[Task statement]:
Transcribe every entry word for word, leaving out all images.

[Records supplied]:
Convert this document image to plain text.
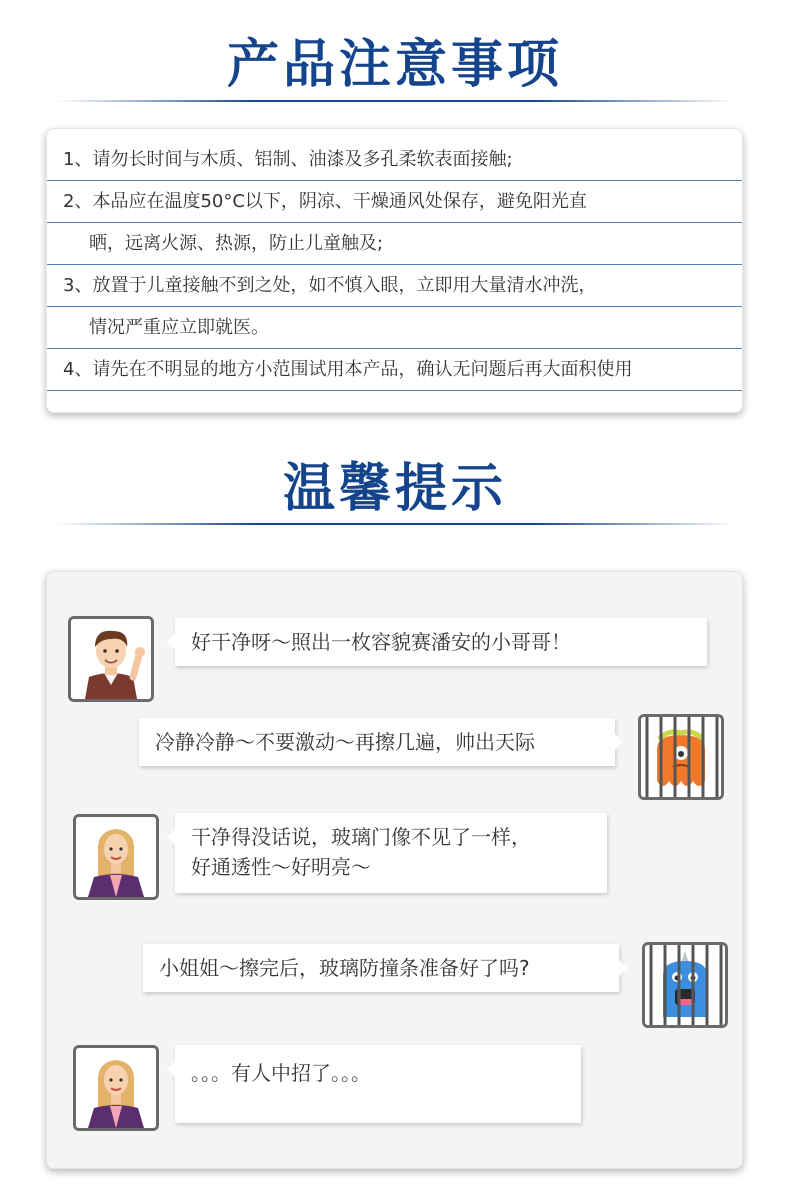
产品注意事项
1、请勿长时间与木质、铝制、油漆及多孔柔软表面接触;
2、本品应在温度50°C以下，阴凉、干燥通风处保存，避免阳光直
晒，远离火源、热源，防止儿童触及;
3、放置于儿童接触不到之处，如不慎入眼，立即用大量清水冲洗，
情况严重应立即就医。
4、请先在不明显的地方小范围试用本产品，确认无问题后再大面积使用
温馨提示
好干净呀～照出一枚容貌赛潘安的小哥哥！
冷静冷静～不要激动～再擦几遍，帅出天际
干净得没话说，玻璃门像不见了一样，
好通透性～好明亮～
小姐姐～擦完后，玻璃防撞条准备好了吗?
。。。有人中招了。。。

[Written response]:
Convert this document image to plain text.
产品注意事项
1、请勿长时间与木质、铝制、油漆及多孔柔软表面接触;
2、本品应在温度50°C以下，阴凉、干燥通风处保存，避免阳光直
晒，远离火源、热源，防止儿童触及;
3、放置于儿童接触不到之处，如不慎入眼，立即用大量清水冲洗，
情况严重应立即就医。
4、请先在不明显的地方小范围试用本产品，确认无问题后再大面积使用
温馨提示
好干净呀～照出一枚容貌赛潘安的小哥哥！
冷静冷静～不要激动～再擦几遍，帅出天际
干净得没话说，玻璃门像不见了一样，
好通透性～好明亮～
小姐姐～擦完后，玻璃防撞条准备好了吗?
。。。有人中招了。。。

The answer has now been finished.